In primo luogo, credo, dobbiamo provare a ricostruire una nostra identità di persone. Persone, appunto, liberate da stereotipi e pregiudizi di genere. Persone che, forse per la prima volta, non devono per forza corrispondere a modelli precostituiti fatti di forza, potere, predominio. Naturalmente si tratta di un lavoro assai difficile, ma bisogna accettare di nuotare in mare aperto.

Per questo non bisogna cercare o accettare scorciatoie. Evitiamo, per cortesia, di diventare tutti femministi, ripetendo “a pappagallo” teorie e posizioni elaborate dal altri, in qualche caso strillando più forte per sembrare più credibili. Sarebbe meglio tacere e fermarsi ad ascoltare le parole delle donne. Ascoltare, nel duplice senso di udire con attenzione e dare retta, seguire i consigli o gli ammonimenti.
━━━━━━━━━━━━━━━━━━━━━━━━━━━━━━
(Cosa fare) Trascrivi senza modifiche la sezione del testo, da "In primo luogo, credo, dobbiamo" giù fino a "in mare aperto.". Le righe qui sotto non servono.
━━━━━━━━━━━━━━━━━━━━━━━━━━━━━━
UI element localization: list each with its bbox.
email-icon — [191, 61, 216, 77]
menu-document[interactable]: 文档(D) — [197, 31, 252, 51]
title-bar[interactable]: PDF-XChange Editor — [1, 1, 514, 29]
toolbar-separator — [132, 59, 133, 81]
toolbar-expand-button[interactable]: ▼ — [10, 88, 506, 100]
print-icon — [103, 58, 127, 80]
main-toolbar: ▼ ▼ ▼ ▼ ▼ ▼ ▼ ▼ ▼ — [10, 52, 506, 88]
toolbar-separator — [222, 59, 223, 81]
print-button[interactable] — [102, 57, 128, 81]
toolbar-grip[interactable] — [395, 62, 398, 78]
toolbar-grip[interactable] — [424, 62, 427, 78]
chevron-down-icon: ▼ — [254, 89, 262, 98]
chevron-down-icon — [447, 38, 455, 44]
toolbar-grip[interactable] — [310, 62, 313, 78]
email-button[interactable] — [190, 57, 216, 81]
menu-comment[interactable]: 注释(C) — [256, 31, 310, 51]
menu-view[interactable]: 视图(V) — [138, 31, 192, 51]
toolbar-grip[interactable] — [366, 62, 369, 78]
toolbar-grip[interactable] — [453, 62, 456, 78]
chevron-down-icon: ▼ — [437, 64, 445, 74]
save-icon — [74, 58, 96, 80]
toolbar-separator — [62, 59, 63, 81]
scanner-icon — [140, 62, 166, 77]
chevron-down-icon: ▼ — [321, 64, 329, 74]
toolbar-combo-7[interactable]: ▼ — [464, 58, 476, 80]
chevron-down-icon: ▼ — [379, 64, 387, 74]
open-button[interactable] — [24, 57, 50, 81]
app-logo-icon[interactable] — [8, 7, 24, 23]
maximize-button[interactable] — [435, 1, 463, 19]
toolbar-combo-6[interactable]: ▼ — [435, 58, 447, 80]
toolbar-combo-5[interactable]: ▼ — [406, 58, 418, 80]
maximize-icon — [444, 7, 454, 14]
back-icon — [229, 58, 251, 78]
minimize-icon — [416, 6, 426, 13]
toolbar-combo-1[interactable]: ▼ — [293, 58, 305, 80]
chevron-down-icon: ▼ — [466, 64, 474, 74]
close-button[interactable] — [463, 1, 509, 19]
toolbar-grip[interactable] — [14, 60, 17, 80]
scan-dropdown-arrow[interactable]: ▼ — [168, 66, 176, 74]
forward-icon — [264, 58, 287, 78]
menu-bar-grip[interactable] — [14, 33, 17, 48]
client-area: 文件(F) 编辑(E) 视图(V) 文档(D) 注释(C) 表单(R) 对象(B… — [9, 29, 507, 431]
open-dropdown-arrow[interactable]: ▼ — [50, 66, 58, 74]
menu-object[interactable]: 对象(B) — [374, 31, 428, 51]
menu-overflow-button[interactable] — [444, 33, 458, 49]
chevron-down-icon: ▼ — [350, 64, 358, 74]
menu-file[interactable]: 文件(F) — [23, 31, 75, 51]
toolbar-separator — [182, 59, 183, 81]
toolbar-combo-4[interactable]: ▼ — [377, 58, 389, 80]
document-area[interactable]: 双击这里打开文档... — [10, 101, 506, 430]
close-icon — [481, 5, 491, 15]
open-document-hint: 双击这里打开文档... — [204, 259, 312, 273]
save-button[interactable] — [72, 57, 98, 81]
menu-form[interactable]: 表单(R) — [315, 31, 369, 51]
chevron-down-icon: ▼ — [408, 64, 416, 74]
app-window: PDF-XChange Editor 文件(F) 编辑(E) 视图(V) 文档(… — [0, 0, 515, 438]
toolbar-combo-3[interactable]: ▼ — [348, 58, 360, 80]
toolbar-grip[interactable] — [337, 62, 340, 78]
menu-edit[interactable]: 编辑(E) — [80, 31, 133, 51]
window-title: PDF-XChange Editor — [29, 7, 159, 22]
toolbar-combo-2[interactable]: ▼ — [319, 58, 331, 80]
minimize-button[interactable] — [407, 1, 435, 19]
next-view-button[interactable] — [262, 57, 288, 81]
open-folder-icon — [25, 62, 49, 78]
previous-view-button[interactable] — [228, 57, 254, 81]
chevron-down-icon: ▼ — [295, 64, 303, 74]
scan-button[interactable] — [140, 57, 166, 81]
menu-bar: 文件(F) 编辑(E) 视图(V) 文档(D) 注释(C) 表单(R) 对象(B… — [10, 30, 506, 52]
━━━━━━━━━━━━━━━━━━━━━━━━━━━━━━
(Esercizio svolto)
In primo luogo, credo, dobbiamo provare a ricostruire una nostra identità di persone. Persone, appunto, liberate da stereotipi e pregiudizi di genere. Persone che, forse per la prima volta, non devono per forza corrispondere a modelli precostituiti fatti di forza, potere, predominio. Naturalmente si tratta di un lavoro assai difficile, ma bisogna accettare di nuotare in mare aperto.